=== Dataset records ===
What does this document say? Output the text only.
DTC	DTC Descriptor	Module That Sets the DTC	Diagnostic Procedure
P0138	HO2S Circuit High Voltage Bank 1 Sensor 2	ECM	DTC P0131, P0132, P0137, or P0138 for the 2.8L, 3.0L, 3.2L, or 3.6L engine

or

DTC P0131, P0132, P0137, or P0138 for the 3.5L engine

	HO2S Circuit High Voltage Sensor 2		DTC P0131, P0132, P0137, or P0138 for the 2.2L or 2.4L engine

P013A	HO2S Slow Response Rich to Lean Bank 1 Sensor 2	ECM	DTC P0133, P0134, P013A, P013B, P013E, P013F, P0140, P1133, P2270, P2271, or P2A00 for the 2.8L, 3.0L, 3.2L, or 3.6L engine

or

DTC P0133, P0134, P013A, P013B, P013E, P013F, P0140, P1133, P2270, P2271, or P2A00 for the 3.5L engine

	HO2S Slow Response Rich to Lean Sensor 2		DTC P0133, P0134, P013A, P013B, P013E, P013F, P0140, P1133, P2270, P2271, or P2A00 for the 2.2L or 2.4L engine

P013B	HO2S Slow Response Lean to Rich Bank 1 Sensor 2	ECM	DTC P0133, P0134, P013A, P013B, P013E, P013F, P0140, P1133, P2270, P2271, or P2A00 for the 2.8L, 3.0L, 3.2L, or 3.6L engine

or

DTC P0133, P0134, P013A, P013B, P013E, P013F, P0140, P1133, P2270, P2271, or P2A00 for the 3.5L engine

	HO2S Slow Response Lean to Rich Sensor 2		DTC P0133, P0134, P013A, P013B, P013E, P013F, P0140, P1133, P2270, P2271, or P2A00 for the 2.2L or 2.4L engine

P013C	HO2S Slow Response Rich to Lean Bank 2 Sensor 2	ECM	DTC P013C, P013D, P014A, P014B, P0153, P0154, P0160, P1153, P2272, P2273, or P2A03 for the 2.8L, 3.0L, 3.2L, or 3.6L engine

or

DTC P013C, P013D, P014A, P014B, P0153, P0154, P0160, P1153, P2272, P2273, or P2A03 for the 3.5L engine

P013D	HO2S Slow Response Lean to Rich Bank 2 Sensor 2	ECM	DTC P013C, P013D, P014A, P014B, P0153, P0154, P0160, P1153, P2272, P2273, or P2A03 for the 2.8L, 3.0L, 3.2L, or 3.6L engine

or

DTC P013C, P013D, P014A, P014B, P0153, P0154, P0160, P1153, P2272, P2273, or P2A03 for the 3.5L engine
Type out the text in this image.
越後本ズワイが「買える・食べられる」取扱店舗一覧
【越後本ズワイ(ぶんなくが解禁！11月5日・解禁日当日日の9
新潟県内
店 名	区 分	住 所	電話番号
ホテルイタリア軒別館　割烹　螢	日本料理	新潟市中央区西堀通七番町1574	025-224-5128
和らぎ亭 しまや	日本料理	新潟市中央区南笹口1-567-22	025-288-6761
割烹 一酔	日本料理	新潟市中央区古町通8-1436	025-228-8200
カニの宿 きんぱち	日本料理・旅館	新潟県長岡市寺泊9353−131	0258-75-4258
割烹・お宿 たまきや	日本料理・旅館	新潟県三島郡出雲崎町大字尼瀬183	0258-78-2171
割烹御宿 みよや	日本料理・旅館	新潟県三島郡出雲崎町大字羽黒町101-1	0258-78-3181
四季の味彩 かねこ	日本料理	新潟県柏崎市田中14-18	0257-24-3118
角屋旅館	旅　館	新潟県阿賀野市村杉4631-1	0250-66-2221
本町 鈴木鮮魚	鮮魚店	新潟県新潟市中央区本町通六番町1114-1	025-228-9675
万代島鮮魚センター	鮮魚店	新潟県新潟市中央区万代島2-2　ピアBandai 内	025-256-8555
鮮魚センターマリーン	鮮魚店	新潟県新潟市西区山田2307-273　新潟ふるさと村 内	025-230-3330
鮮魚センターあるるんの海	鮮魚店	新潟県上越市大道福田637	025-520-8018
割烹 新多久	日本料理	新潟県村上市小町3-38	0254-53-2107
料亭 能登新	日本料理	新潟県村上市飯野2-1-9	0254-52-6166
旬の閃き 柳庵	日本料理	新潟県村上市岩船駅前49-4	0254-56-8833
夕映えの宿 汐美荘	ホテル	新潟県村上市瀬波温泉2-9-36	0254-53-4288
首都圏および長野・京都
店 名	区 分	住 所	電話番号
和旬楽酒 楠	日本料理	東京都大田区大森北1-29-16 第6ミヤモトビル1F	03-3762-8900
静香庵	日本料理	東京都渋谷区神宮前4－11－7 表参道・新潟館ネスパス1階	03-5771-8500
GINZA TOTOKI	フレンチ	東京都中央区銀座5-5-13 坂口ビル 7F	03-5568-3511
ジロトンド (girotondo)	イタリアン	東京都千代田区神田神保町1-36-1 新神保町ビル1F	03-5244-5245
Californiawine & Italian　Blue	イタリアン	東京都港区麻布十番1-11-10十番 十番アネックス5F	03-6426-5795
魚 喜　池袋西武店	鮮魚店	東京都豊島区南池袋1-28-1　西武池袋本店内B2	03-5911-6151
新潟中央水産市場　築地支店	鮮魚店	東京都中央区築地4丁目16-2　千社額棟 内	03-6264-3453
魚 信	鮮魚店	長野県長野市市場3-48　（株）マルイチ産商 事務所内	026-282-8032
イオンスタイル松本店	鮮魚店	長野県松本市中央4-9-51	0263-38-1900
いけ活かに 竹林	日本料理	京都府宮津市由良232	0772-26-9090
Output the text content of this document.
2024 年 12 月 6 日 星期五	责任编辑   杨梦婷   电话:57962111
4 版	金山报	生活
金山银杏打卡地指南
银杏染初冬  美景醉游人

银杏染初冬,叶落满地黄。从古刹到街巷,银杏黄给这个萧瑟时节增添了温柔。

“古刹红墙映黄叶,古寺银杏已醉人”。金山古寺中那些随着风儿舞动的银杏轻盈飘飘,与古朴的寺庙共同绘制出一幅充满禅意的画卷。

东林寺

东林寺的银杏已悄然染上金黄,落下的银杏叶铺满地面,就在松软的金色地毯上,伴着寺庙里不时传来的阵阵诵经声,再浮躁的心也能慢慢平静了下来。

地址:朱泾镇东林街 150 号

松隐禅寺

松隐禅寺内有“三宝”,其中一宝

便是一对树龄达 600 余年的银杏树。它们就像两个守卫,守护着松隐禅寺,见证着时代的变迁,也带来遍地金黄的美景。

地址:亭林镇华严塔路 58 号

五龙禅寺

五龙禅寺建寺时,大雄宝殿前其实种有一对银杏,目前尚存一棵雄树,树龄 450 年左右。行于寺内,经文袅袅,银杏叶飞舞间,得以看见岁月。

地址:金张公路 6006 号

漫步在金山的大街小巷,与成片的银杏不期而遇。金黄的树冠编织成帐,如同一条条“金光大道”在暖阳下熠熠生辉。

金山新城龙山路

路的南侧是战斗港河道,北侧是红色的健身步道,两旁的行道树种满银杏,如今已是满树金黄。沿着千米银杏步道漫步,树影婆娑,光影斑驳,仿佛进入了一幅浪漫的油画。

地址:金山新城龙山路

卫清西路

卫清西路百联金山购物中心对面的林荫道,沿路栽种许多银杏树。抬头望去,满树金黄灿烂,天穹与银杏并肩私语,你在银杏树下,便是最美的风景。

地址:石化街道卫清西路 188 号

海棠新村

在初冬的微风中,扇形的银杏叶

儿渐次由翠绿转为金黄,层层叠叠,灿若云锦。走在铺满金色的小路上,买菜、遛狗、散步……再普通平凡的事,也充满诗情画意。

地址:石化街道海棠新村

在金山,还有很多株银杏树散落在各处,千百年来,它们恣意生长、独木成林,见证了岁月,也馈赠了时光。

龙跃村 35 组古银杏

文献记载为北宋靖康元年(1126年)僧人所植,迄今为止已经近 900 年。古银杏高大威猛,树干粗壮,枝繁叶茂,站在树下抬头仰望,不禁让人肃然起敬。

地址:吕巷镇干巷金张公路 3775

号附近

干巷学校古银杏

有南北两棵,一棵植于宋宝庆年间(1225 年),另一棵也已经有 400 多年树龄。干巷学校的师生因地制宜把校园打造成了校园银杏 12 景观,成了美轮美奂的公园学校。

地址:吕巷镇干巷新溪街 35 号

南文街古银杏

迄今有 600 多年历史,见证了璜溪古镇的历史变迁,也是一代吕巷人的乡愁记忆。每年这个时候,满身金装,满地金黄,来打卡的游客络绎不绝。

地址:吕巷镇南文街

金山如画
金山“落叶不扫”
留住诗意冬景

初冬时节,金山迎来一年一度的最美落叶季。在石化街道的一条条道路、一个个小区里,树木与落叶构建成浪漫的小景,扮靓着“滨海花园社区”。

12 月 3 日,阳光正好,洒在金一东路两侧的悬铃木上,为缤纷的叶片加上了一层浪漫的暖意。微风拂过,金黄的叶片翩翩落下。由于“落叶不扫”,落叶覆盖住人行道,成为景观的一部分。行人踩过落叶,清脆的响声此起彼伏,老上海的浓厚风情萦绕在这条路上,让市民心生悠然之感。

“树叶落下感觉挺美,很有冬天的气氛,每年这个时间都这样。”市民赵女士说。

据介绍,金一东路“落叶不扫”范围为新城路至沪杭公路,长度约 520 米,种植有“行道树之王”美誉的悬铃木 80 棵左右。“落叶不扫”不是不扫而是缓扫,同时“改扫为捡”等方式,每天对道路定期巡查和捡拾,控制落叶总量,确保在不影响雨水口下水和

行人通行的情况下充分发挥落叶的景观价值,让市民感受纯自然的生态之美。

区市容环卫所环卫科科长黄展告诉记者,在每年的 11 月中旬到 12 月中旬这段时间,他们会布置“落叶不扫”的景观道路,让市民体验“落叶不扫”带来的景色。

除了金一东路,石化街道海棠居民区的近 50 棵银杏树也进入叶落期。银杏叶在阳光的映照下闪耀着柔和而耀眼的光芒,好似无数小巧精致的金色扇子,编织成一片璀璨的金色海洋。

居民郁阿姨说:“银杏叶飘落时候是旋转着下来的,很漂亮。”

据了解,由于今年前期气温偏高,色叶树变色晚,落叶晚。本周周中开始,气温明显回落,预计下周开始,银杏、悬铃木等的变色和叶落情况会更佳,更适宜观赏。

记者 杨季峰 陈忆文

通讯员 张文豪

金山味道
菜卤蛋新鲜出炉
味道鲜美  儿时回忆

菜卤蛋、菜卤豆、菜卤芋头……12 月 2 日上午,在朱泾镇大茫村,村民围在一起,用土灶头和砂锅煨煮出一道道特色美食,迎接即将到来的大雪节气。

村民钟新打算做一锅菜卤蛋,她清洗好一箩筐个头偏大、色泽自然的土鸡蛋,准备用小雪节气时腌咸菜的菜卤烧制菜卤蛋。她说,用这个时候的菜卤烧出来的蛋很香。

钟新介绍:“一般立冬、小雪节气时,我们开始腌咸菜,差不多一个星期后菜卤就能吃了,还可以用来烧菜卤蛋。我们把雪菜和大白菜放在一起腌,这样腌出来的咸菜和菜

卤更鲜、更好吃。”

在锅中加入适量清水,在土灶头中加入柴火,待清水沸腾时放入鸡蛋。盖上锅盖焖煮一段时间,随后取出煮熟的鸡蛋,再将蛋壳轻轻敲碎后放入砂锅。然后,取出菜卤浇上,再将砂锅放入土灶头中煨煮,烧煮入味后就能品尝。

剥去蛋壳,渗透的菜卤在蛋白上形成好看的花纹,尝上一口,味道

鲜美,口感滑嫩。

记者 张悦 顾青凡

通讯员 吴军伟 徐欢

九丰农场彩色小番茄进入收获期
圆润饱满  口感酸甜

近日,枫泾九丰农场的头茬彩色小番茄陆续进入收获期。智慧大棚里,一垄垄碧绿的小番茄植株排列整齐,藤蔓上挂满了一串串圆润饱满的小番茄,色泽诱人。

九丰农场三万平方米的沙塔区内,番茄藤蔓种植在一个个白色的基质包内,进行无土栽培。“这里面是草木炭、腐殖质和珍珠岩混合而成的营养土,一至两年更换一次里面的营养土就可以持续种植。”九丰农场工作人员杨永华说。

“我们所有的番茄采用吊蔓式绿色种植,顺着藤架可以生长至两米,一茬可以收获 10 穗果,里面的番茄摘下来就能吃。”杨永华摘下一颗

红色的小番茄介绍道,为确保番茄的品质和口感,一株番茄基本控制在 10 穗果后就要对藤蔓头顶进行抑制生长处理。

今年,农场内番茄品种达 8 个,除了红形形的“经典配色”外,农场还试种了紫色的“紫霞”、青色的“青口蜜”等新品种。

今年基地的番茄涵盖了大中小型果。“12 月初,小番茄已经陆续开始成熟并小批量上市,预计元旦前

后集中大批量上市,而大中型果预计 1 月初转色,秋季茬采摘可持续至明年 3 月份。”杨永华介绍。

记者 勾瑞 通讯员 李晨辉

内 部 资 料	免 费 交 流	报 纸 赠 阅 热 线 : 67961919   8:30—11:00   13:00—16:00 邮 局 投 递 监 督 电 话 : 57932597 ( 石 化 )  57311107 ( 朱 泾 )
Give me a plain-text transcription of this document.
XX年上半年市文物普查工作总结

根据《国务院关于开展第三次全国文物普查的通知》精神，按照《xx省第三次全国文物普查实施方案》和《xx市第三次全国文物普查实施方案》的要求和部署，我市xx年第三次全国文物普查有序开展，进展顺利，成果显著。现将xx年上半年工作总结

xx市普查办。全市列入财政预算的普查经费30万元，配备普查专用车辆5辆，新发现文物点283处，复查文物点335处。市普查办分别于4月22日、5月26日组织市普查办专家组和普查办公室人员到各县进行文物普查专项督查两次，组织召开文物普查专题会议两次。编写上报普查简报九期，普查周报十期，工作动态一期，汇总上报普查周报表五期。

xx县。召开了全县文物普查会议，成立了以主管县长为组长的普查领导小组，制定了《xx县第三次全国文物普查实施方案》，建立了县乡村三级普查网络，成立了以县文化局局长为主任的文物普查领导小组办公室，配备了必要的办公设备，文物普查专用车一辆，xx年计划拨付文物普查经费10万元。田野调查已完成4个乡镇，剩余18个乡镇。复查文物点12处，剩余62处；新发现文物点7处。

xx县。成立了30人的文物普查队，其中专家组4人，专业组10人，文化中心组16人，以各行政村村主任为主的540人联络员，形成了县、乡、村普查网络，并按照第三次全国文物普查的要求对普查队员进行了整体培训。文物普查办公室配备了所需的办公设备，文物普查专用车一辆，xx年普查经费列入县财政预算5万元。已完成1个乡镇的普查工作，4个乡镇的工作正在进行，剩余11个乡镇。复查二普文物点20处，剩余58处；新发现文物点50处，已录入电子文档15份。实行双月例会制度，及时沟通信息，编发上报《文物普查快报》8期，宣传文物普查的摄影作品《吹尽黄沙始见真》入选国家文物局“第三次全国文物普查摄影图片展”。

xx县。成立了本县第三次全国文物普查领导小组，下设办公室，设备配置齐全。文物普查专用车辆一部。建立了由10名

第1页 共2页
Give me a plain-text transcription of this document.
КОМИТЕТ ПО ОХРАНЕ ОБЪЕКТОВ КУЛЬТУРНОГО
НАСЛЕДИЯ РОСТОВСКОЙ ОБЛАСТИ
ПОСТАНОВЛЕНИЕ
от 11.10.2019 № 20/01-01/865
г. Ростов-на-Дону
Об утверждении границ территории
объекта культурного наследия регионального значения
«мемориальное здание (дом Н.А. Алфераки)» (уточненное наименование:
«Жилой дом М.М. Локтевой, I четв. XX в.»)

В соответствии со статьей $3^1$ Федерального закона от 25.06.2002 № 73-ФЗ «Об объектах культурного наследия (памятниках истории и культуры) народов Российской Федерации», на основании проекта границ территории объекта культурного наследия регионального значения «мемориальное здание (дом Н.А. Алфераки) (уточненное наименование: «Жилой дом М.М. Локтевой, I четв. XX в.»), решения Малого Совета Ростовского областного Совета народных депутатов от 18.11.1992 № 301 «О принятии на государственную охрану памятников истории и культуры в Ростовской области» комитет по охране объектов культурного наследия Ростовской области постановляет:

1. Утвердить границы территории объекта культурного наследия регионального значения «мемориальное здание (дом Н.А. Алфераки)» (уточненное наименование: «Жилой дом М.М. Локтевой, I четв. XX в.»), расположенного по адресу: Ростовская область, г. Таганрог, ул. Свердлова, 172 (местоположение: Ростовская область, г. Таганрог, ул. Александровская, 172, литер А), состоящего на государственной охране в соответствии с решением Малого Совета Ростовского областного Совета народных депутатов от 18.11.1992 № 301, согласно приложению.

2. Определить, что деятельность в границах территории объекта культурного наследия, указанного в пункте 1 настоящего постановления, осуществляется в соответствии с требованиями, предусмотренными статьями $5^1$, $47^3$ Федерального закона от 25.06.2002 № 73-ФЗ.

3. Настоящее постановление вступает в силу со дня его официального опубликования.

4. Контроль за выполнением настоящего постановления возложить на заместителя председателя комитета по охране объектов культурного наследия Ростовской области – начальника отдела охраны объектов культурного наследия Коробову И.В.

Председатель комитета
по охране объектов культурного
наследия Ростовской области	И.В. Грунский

=== Given task ===
Give only the number of lines in the data that hold the string "this".

=== Reply ===
5